THE DATA:
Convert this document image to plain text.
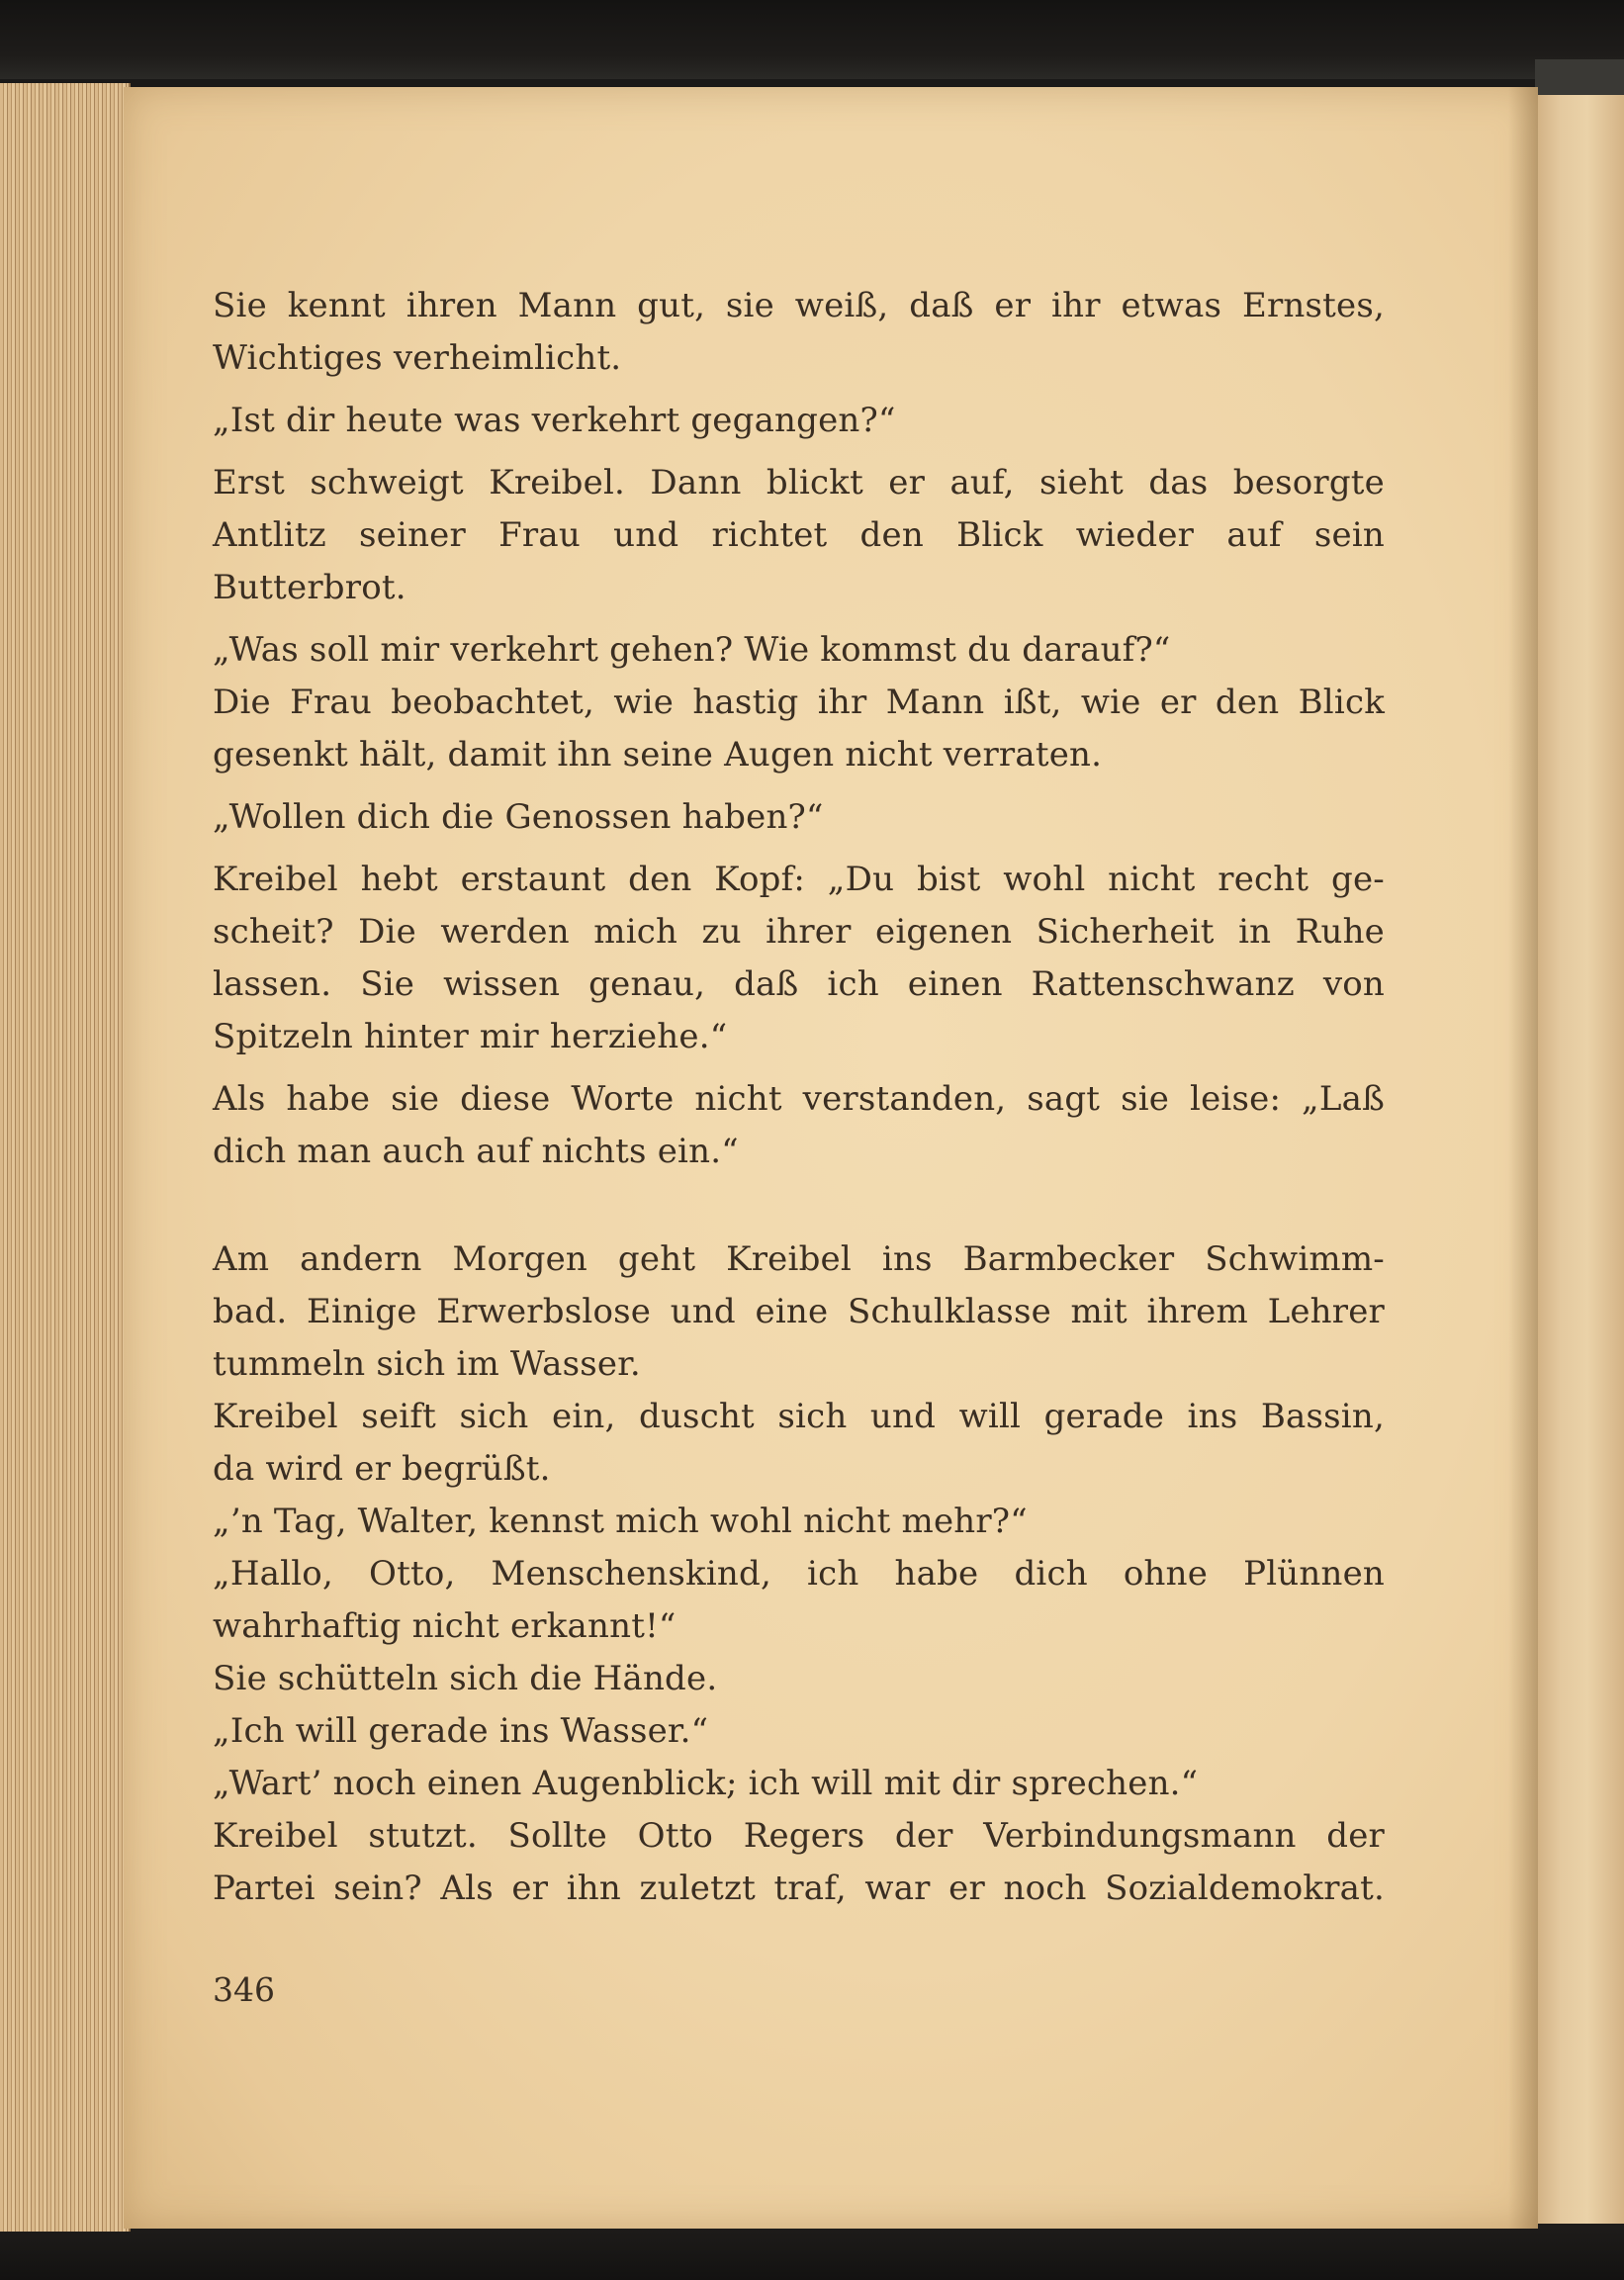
Sie kennt ihren Mann gut, sie weiß, daß er ihr etwas Ernstes,
Wichtiges verheimlicht.
„Ist dir heute was verkehrt gegangen?“
Erst schweigt Kreibel. Dann blickt er auf, sieht das besorgte
Antlitz seiner Frau und richtet den Blick wieder auf sein
Butterbrot.
„Was soll mir verkehrt gehen? Wie kommst du darauf?“
Die Frau beobachtet, wie hastig ihr Mann ißt, wie er den Blick
gesenkt hält, damit ihn seine Augen nicht verraten.
„Wollen dich die Genossen haben?“
Kreibel hebt erstaunt den Kopf: „Du bist wohl nicht recht ge-
scheit? Die werden mich zu ihrer eigenen Sicherheit in Ruhe
lassen. Sie wissen genau, daß ich einen Rattenschwanz von
Spitzeln hinter mir herziehe.“
Als habe sie diese Worte nicht verstanden, sagt sie leise: „Laß
dich man auch auf nichts ein.“
Am andern Morgen geht Kreibel ins Barmbecker Schwimm-
bad. Einige Erwerbslose und eine Schulklasse mit ihrem Lehrer
tummeln sich im Wasser.
Kreibel seift sich ein, duscht sich und will gerade ins Bassin,
da wird er begrüßt.
„’n Tag, Walter, kennst mich wohl nicht mehr?“
„Hallo, Otto, Menschenskind, ich habe dich ohne Plünnen
wahrhaftig nicht erkannt!“
Sie schütteln sich die Hände.
„Ich will gerade ins Wasser.“
„Wart’ noch einen Augenblick; ich will mit dir sprechen.“
Kreibel stutzt. Sollte Otto Regers der Verbindungsmann der
Partei sein? Als er ihn zuletzt traf, war er noch Sozialdemokrat.
346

STATED TASK: Reproduce each line word for word and drop the pictures.

RESPONSE:
Convert this document image to plain text.
Sie kennt ihren Mann gut, sie weiß, daß er ihr etwas Ernstes,
Wichtiges verheimlicht.
„Ist dir heute was verkehrt gegangen?“
Erst schweigt Kreibel. Dann blickt er auf, sieht das besorgte
Antlitz seiner Frau und richtet den Blick wieder auf sein
Butterbrot.
„Was soll mir verkehrt gehen? Wie kommst du darauf?“
Die Frau beobachtet, wie hastig ihr Mann ißt, wie er den Blick
gesenkt hält, damit ihn seine Augen nicht verraten.
„Wollen dich die Genossen haben?“
Kreibel hebt erstaunt den Kopf: „Du bist wohl nicht recht ge-
scheit? Die werden mich zu ihrer eigenen Sicherheit in Ruhe
lassen. Sie wissen genau, daß ich einen Rattenschwanz von
Spitzeln hinter mir herziehe.“
Als habe sie diese Worte nicht verstanden, sagt sie leise: „Laß
dich man auch auf nichts ein.“
Am andern Morgen geht Kreibel ins Barmbecker Schwimm-
bad. Einige Erwerbslose und eine Schulklasse mit ihrem Lehrer
tummeln sich im Wasser.
Kreibel seift sich ein, duscht sich und will gerade ins Bassin,
da wird er begrüßt.
„’n Tag, Walter, kennst mich wohl nicht mehr?“
„Hallo, Otto, Menschenskind, ich habe dich ohne Plünnen
wahrhaftig nicht erkannt!“
Sie schütteln sich die Hände.
„Ich will gerade ins Wasser.“
„Wart’ noch einen Augenblick; ich will mit dir sprechen.“
Kreibel stutzt. Sollte Otto Regers der Verbindungsmann der
Partei sein? Als er ihn zuletzt traf, war er noch Sozialdemokrat.
346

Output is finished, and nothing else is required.